**REQUIRED WORK:**
Keep the pictures out of the copy and repeat the records exactly.
──────── PROVIDED DATA ────────
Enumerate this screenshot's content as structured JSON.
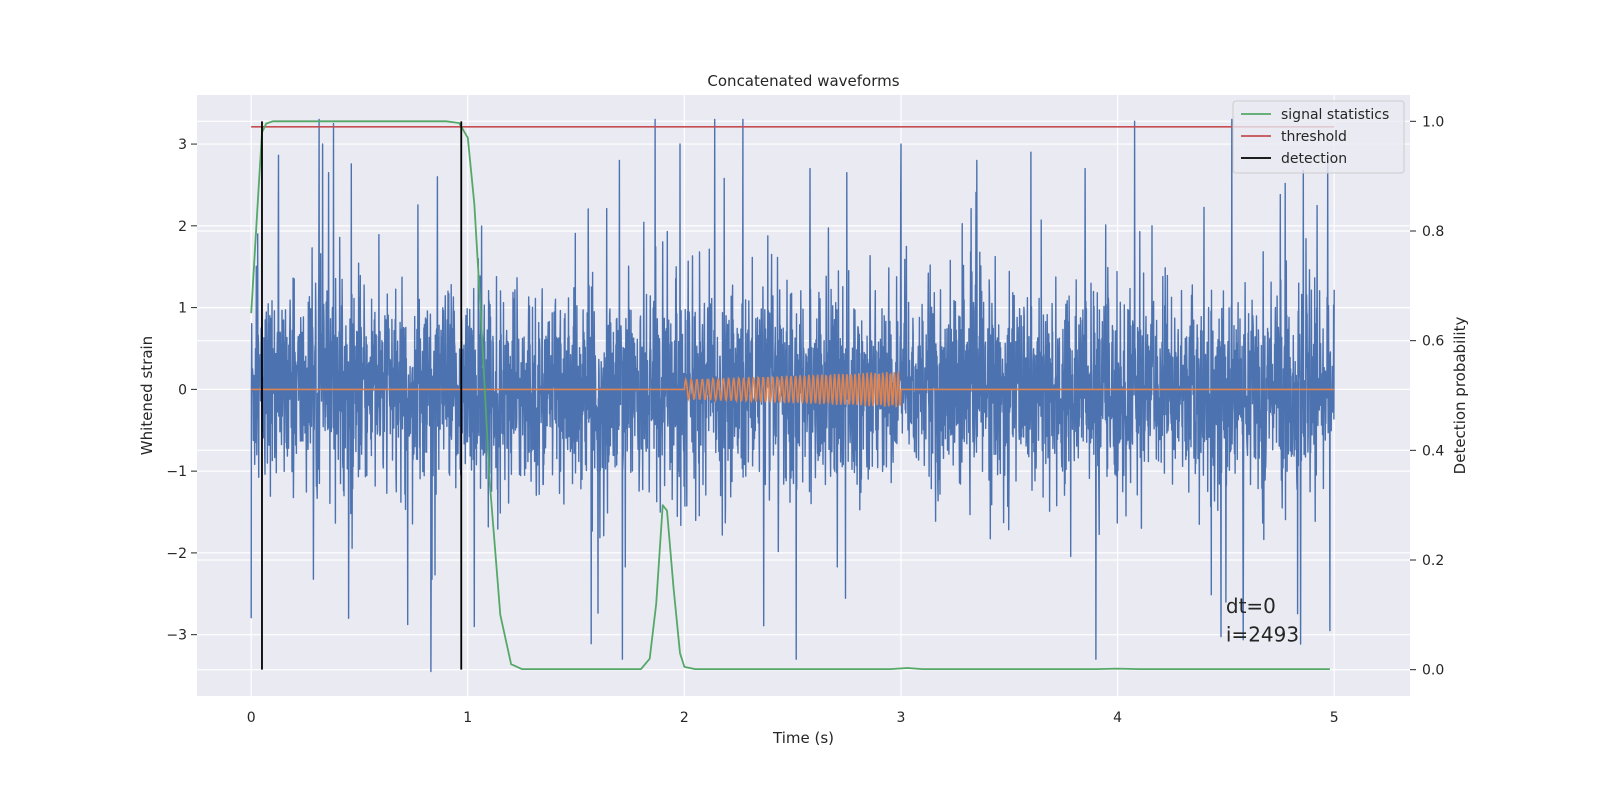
{
  "chart_data": {
    "type": "line",
    "title": "Concatenated waveforms",
    "xlabel": "Time (s)",
    "ylabel": "Whitened strain",
    "y2label": "Detection probability",
    "xlim": [
      -0.25,
      5.35
    ],
    "ylim": [
      -3.75,
      3.6
    ],
    "y2lim": [
      -0.048,
      1.048
    ],
    "xticks": [
      0,
      1,
      2,
      3,
      4,
      5
    ],
    "yticks": [
      -3,
      -2,
      -1,
      0,
      1,
      2,
      3
    ],
    "y2ticks": [
      0.0,
      0.2,
      0.4,
      0.6,
      0.8,
      1.0
    ],
    "xtick_labels": [
      "0",
      "1",
      "2",
      "3",
      "4",
      "5"
    ],
    "ytick_labels": [
      "−3",
      "−2",
      "−1",
      "0",
      "1",
      "2",
      "3"
    ],
    "y2tick_labels": [
      "0.0",
      "0.2",
      "0.4",
      "0.6",
      "0.8",
      "1.0"
    ],
    "grid": true,
    "legend_position": "top-right",
    "legend": [
      {
        "label": "signal statistics",
        "color": "#55a868"
      },
      {
        "label": "threshold",
        "color": "#c44e52"
      },
      {
        "label": "detection",
        "color": "#000000"
      }
    ],
    "series": [
      {
        "role": "noise",
        "color": "#4c72b0",
        "x_range": [
          0,
          5
        ],
        "envelope_typical": [
          -1.0,
          1.1
        ],
        "peaks": [
          {
            "x": 0.0,
            "y": -2.8
          },
          {
            "x": 0.03,
            "y": 1.9
          },
          {
            "x": 0.33,
            "y": 3.0
          },
          {
            "x": 0.38,
            "y": 3.25
          },
          {
            "x": 0.45,
            "y": -2.8
          },
          {
            "x": 0.83,
            "y": -3.45
          },
          {
            "x": 0.86,
            "y": 2.6
          },
          {
            "x": 1.03,
            "y": -2.9
          },
          {
            "x": 1.7,
            "y": 2.8
          },
          {
            "x": 1.98,
            "y": 3.0
          },
          {
            "x": 2.14,
            "y": 3.3
          },
          {
            "x": 2.27,
            "y": 3.3
          },
          {
            "x": 2.58,
            "y": 2.7
          },
          {
            "x": 2.75,
            "y": 2.65
          },
          {
            "x": 3.0,
            "y": 3.0
          },
          {
            "x": 3.35,
            "y": 2.8
          },
          {
            "x": 3.6,
            "y": 2.9
          },
          {
            "x": 3.85,
            "y": 2.7
          },
          {
            "x": 3.9,
            "y": -3.3
          },
          {
            "x": 4.5,
            "y": -2.6
          },
          {
            "x": 4.98,
            "y": -2.95
          },
          {
            "x": 4.97,
            "y": 2.85
          }
        ]
      },
      {
        "role": "injected-signal",
        "color": "#dd8452",
        "baseline": 0,
        "chirp_start": 2.0,
        "chirp_end": 3.0,
        "amplitude_start": 0.12,
        "amplitude_end": 0.22,
        "cycles": 48
      },
      {
        "name": "signal statistics",
        "color": "#55a868",
        "axis": "right",
        "x": [
          0,
          0.03,
          0.05,
          0.07,
          0.1,
          0.15,
          0.5,
          0.9,
          0.96,
          1.0,
          1.03,
          1.06,
          1.1,
          1.15,
          1.2,
          1.25,
          1.8,
          1.84,
          1.87,
          1.9,
          1.92,
          1.95,
          1.98,
          2.0,
          2.05,
          2.7,
          2.95,
          3.03,
          3.1,
          3.5,
          3.9,
          4.0,
          4.1,
          4.98
        ],
        "y": [
          0.65,
          0.85,
          0.98,
          0.996,
          1.0,
          1.0,
          1.0,
          1.0,
          0.997,
          0.97,
          0.85,
          0.65,
          0.35,
          0.1,
          0.01,
          0.001,
          0.001,
          0.02,
          0.12,
          0.3,
          0.29,
          0.15,
          0.03,
          0.005,
          0.001,
          0.001,
          0.001,
          0.003,
          0.001,
          0.001,
          0.001,
          0.002,
          0.001,
          0.001
        ]
      },
      {
        "name": "threshold",
        "color": "#c44e52",
        "axis": "right",
        "x": [
          0,
          5
        ],
        "y": [
          0.99,
          0.99
        ]
      },
      {
        "name": "detection",
        "color": "#000000",
        "type": "vlines",
        "x": [
          0.05,
          0.97
        ]
      }
    ],
    "annotations": [
      "dt=0",
      "i=2493"
    ],
    "annotation_x": 4.5,
    "annotation_y": [
      -2.65,
      -3.0
    ]
  }
}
────────
**RESPONSE FOR THIS EXERCISE:**
Enumerate this screenshot's content as structured JSON.
{
  "chart_data": {
    "type": "line",
    "title": "Concatenated waveforms",
    "xlabel": "Time (s)",
    "ylabel": "Whitened strain",
    "y2label": "Detection probability",
    "xlim": [
      -0.25,
      5.35
    ],
    "ylim": [
      -3.75,
      3.6
    ],
    "y2lim": [
      -0.048,
      1.048
    ],
    "xticks": [
      0,
      1,
      2,
      3,
      4,
      5
    ],
    "yticks": [
      -3,
      -2,
      -1,
      0,
      1,
      2,
      3
    ],
    "y2ticks": [
      0.0,
      0.2,
      0.4,
      0.6,
      0.8,
      1.0
    ],
    "xtick_labels": [
      "0",
      "1",
      "2",
      "3",
      "4",
      "5"
    ],
    "ytick_labels": [
      "−3",
      "−2",
      "−1",
      "0",
      "1",
      "2",
      "3"
    ],
    "y2tick_labels": [
      "0.0",
      "0.2",
      "0.4",
      "0.6",
      "0.8",
      "1.0"
    ],
    "grid": true,
    "legend_position": "top-right",
    "legend": [
      {
        "label": "signal statistics",
        "color": "#55a868"
      },
      {
        "label": "threshold",
        "color": "#c44e52"
      },
      {
        "label": "detection",
        "color": "#000000"
      }
    ],
    "series": [
      {
        "role": "noise",
        "color": "#4c72b0",
        "x_range": [
          0,
          5
        ],
        "envelope_typical": [
          -1.0,
          1.1
        ],
        "peaks": [
          {
            "x": 0.0,
            "y": -2.8
          },
          {
            "x": 0.03,
            "y": 1.9
          },
          {
            "x": 0.33,
            "y": 3.0
          },
          {
            "x": 0.38,
            "y": 3.25
          },
          {
            "x": 0.45,
            "y": -2.8
          },
          {
            "x": 0.83,
            "y": -3.45
          },
          {
            "x": 0.86,
            "y": 2.6
          },
          {
            "x": 1.03,
            "y": -2.9
          },
          {
            "x": 1.7,
            "y": 2.8
          },
          {
            "x": 1.98,
            "y": 3.0
          },
          {
            "x": 2.14,
            "y": 3.3
          },
          {
            "x": 2.27,
            "y": 3.3
          },
          {
            "x": 2.58,
            "y": 2.7
          },
          {
            "x": 2.75,
            "y": 2.65
          },
          {
            "x": 3.0,
            "y": 3.0
          },
          {
            "x": 3.35,
            "y": 2.8
          },
          {
            "x": 3.6,
            "y": 2.9
          },
          {
            "x": 3.85,
            "y": 2.7
          },
          {
            "x": 3.9,
            "y": -3.3
          },
          {
            "x": 4.5,
            "y": -2.6
          },
          {
            "x": 4.98,
            "y": -2.95
          },
          {
            "x": 4.97,
            "y": 2.85
          }
        ]
      },
      {
        "role": "injected-signal",
        "color": "#dd8452",
        "baseline": 0,
        "chirp_start": 2.0,
        "chirp_end": 3.0,
        "amplitude_start": 0.12,
        "amplitude_end": 0.22,
        "cycles": 48
      },
      {
        "name": "signal statistics",
        "color": "#55a868",
        "axis": "right",
        "x": [
          0,
          0.03,
          0.05,
          0.07,
          0.1,
          0.15,
          0.5,
          0.9,
          0.96,
          1.0,
          1.03,
          1.06,
          1.1,
          1.15,
          1.2,
          1.25,
          1.8,
          1.84,
          1.87,
          1.9,
          1.92,
          1.95,
          1.98,
          2.0,
          2.05,
          2.7,
          2.95,
          3.03,
          3.1,
          3.5,
          3.9,
          4.0,
          4.1,
          4.98
        ],
        "y": [
          0.65,
          0.85,
          0.98,
          0.996,
          1.0,
          1.0,
          1.0,
          1.0,
          0.997,
          0.97,
          0.85,
          0.65,
          0.35,
          0.1,
          0.01,
          0.001,
          0.001,
          0.02,
          0.12,
          0.3,
          0.29,
          0.15,
          0.03,
          0.005,
          0.001,
          0.001,
          0.001,
          0.003,
          0.001,
          0.001,
          0.001,
          0.002,
          0.001,
          0.001
        ]
      },
      {
        "name": "threshold",
        "color": "#c44e52",
        "axis": "right",
        "x": [
          0,
          5
        ],
        "y": [
          0.99,
          0.99
        ]
      },
      {
        "name": "detection",
        "color": "#000000",
        "type": "vlines",
        "x": [
          0.05,
          0.97
        ]
      }
    ],
    "annotations": [
      "dt=0",
      "i=2493"
    ],
    "annotation_x": 4.5,
    "annotation_y": [
      -2.65,
      -3.0
    ]
  }
}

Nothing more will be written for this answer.